▶ Short task: Lines holding the string "Brahma" are the ones to copy; find them all in the data.

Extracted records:
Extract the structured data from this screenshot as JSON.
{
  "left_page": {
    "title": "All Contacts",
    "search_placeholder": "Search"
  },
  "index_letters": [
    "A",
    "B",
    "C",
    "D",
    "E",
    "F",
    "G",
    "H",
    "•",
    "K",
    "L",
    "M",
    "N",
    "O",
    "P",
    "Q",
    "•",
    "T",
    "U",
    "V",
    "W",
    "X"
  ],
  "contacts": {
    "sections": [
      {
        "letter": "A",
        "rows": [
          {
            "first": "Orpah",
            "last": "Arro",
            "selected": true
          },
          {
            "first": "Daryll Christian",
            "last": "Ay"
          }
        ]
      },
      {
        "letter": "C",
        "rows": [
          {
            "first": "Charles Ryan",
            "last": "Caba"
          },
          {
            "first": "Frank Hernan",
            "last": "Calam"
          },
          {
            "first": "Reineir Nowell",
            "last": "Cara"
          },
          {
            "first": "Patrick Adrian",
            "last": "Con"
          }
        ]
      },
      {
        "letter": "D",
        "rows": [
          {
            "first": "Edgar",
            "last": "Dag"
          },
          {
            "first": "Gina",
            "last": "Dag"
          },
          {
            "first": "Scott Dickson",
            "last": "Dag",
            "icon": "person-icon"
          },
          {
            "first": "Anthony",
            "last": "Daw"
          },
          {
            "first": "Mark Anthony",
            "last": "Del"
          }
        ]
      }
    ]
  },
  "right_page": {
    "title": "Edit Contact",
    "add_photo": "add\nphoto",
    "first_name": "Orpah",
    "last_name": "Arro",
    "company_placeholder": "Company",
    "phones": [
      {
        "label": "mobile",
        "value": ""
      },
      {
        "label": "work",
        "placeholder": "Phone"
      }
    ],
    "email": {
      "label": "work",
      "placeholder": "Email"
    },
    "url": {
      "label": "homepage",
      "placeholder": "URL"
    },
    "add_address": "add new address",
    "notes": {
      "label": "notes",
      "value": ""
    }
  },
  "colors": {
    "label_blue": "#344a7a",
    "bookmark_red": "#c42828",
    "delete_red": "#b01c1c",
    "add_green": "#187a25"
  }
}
...
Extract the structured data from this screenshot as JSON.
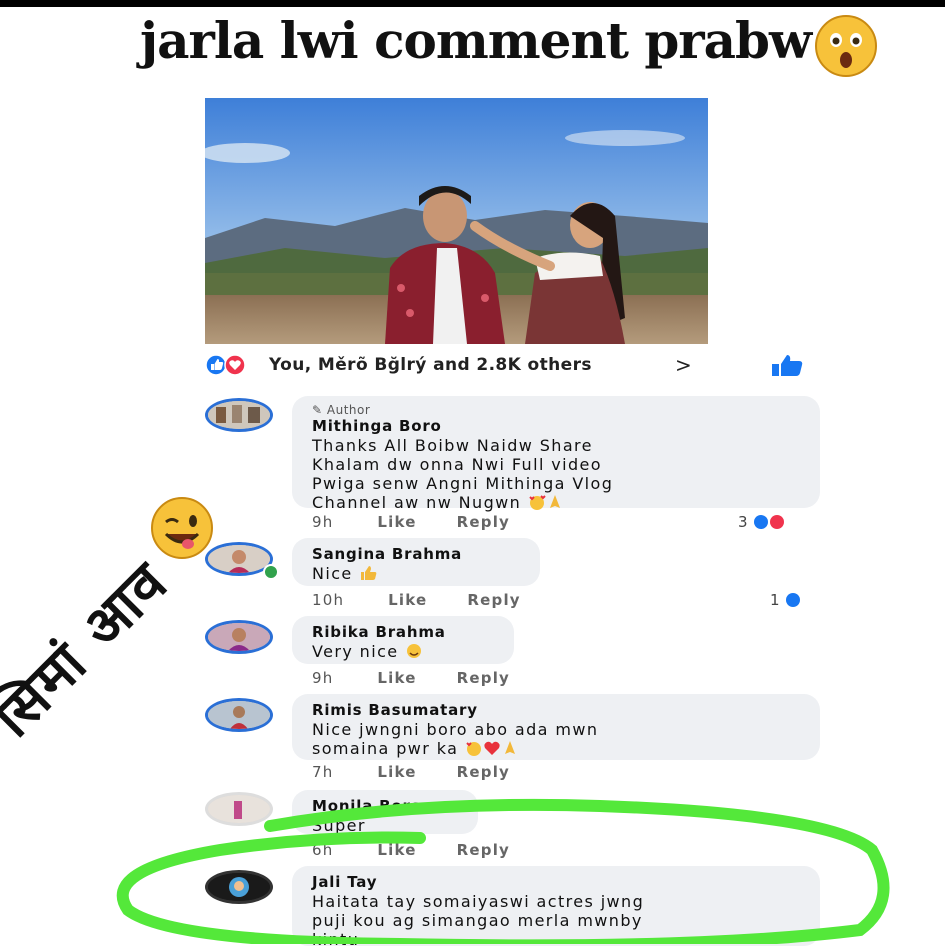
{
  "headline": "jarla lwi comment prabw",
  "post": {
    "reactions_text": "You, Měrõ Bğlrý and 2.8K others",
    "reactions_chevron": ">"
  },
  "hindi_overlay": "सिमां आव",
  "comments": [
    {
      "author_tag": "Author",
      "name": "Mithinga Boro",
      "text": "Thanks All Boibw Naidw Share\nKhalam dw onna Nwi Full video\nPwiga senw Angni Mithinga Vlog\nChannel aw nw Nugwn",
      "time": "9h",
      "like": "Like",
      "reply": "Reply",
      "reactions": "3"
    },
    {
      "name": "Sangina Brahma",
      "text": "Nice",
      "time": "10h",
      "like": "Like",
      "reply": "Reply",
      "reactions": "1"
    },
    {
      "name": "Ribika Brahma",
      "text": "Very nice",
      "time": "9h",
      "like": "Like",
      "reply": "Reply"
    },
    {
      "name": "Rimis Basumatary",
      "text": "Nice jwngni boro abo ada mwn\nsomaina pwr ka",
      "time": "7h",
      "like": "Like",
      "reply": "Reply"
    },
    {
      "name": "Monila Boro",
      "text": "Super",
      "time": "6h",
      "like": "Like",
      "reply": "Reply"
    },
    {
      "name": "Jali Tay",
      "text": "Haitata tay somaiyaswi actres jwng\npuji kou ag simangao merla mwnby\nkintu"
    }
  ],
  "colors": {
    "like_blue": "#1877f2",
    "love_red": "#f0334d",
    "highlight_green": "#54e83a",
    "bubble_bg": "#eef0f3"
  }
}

▶ Solution to the problem:
      "name": "Sangina Brahma",
      "name": "Ribika Brahma",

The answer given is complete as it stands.